Stated task. Copy every record below exactly as written, but leave out the pictures.

>> start

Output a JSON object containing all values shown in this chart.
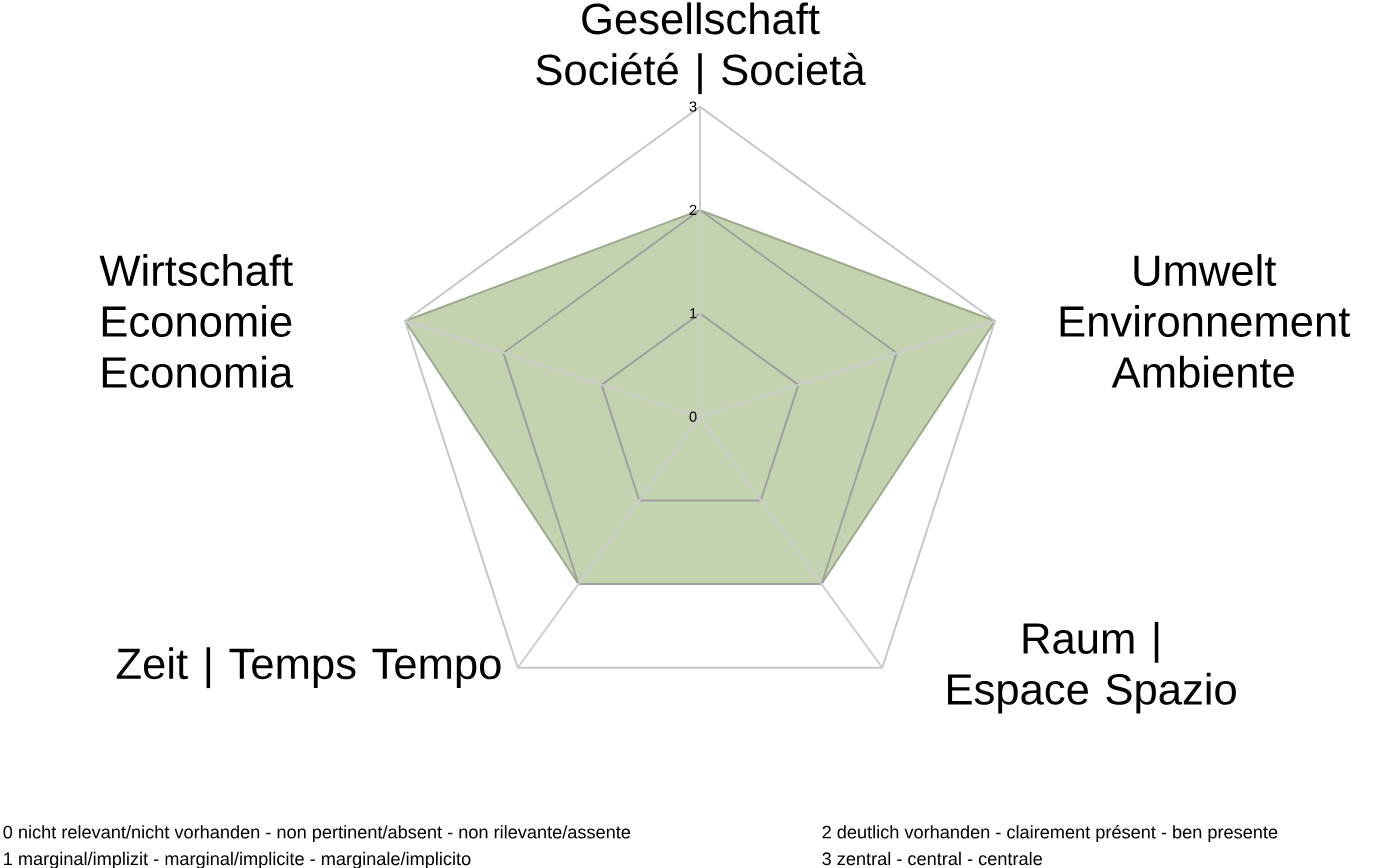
{
  "chart_data": {
    "type": "radar",
    "categories": [
      "Gesellschaft Société | Società",
      "Umwelt Environnement Ambiente",
      "Raum | Espace Spazio",
      "Zeit | Temps Tempo",
      "Wirtschaft Economie Economia"
    ],
    "series": [
      {
        "color": "#c3d3b0",
        "values": [
          2,
          3,
          2,
          2,
          3
        ]
      }
    ],
    "ylim": [
      0,
      3
    ],
    "yticks": [
      0,
      1,
      2,
      3
    ],
    "grid": true,
    "annotations": [
      "0 nicht relevant/nicht  vorhanden  - non pertinent/absent - non rilevante/assente",
      "1 marginal/implizit - marginal/implicite - marginale/implicito",
      "2 deutlich vorhanden  - clairement présent - ben presente",
      "3 zentral - central - centrale"
    ]
  }
}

>> end

Exercise response.
Output a JSON object containing all values shown in this chart.
{
  "chart_data": {
    "type": "radar",
    "categories": [
      "Gesellschaft Société | Società",
      "Umwelt Environnement Ambiente",
      "Raum | Espace Spazio",
      "Zeit | Temps Tempo",
      "Wirtschaft Economie Economia"
    ],
    "series": [
      {
        "color": "#c3d3b0",
        "values": [
          2,
          3,
          2,
          2,
          3
        ]
      }
    ],
    "ylim": [
      0,
      3
    ],
    "yticks": [
      0,
      1,
      2,
      3
    ],
    "grid": true,
    "annotations": [
      "0 nicht relevant/nicht  vorhanden  - non pertinent/absent - non rilevante/assente",
      "1 marginal/implizit - marginal/implicite - marginale/implicito",
      "2 deutlich vorhanden  - clairement présent - ben presente",
      "3 zentral - central - centrale"
    ]
  }
}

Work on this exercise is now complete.